*DIRECTION*
From the listing below, pull each line that includes "avatar".

*RECORDS SUPPLIED*
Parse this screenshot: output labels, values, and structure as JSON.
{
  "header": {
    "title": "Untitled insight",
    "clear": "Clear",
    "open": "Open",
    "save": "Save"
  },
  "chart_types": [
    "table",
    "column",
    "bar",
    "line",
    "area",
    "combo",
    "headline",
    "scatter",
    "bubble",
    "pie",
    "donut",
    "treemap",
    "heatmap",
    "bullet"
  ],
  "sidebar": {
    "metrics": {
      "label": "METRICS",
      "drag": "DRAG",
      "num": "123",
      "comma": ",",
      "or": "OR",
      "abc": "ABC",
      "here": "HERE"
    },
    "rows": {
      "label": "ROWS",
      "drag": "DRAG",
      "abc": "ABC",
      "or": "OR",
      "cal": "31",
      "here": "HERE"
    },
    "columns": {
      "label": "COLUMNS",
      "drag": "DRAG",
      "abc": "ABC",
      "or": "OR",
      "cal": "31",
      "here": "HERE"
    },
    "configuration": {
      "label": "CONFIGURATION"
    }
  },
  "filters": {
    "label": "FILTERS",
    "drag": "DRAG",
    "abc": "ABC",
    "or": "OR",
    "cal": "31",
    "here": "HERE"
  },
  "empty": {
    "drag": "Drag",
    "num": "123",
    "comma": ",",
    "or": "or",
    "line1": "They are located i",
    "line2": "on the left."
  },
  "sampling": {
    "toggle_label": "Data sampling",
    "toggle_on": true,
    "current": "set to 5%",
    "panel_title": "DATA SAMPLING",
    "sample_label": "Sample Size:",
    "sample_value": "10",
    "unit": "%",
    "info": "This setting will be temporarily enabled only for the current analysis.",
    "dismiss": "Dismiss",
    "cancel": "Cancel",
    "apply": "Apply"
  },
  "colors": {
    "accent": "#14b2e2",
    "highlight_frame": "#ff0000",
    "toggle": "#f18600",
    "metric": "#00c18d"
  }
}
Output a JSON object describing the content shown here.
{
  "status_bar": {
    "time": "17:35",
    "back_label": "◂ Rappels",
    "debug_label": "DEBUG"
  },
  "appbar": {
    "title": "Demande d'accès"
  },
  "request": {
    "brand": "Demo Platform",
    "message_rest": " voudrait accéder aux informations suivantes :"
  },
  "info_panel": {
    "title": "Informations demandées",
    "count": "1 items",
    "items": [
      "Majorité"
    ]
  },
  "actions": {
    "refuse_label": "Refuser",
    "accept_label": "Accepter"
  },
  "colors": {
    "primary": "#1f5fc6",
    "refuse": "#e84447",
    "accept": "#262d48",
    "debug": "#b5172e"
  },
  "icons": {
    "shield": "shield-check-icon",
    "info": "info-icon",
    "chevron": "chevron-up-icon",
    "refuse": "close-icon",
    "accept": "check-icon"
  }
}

--

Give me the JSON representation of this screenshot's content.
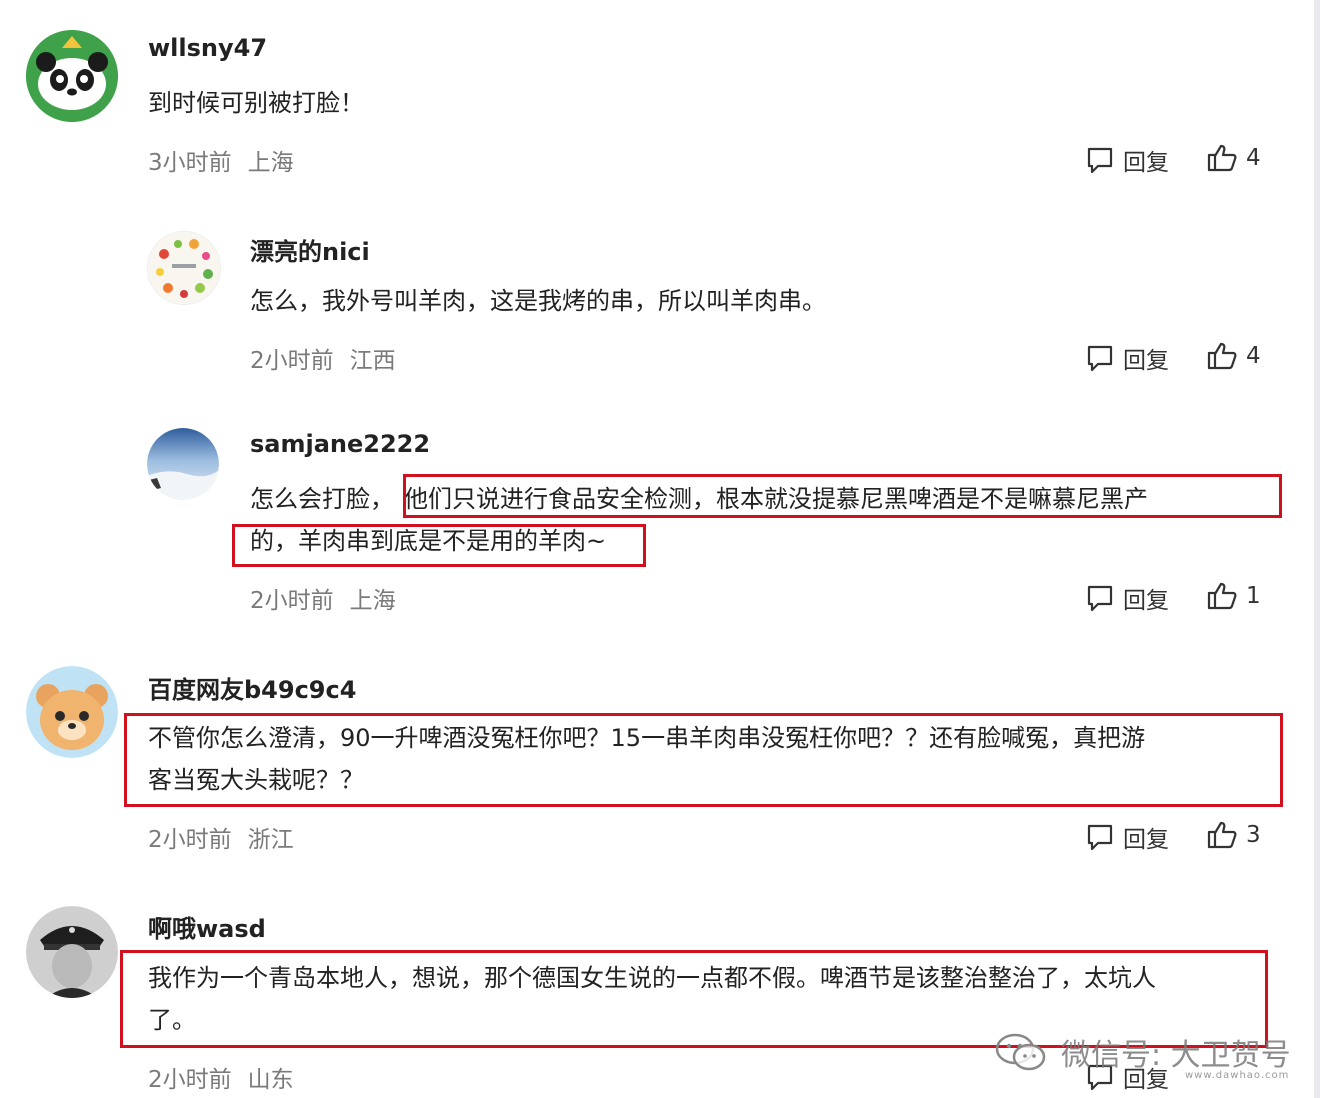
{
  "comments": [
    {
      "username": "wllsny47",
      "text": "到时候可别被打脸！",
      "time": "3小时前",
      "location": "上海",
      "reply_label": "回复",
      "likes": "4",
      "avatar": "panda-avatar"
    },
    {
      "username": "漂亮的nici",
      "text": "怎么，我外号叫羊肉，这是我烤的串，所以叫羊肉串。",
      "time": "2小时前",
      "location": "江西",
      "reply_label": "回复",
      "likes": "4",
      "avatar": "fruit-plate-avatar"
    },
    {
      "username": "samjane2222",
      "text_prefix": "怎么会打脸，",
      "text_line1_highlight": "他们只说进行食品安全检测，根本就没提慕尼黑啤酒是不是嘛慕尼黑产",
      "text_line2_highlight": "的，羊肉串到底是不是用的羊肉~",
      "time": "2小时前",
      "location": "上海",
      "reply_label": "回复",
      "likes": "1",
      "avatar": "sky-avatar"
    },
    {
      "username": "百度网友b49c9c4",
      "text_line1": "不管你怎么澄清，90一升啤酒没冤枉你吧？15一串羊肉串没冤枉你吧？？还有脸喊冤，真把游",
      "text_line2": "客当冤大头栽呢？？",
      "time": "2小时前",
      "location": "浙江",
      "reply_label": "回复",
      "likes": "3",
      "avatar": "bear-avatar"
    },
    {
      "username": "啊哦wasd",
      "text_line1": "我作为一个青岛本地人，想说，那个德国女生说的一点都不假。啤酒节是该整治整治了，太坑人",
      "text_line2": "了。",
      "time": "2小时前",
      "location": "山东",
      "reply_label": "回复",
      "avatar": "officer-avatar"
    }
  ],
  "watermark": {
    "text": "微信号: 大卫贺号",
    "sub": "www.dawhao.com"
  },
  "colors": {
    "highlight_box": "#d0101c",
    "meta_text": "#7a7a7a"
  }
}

*SOLUTION BELOW*
      "avatar": "panda-avatar"
      "avatar": "fruit-plate-avatar"
      "avatar": "sky-avatar"
      "avatar": "bear-avatar"
      "avatar": "officer-avatar"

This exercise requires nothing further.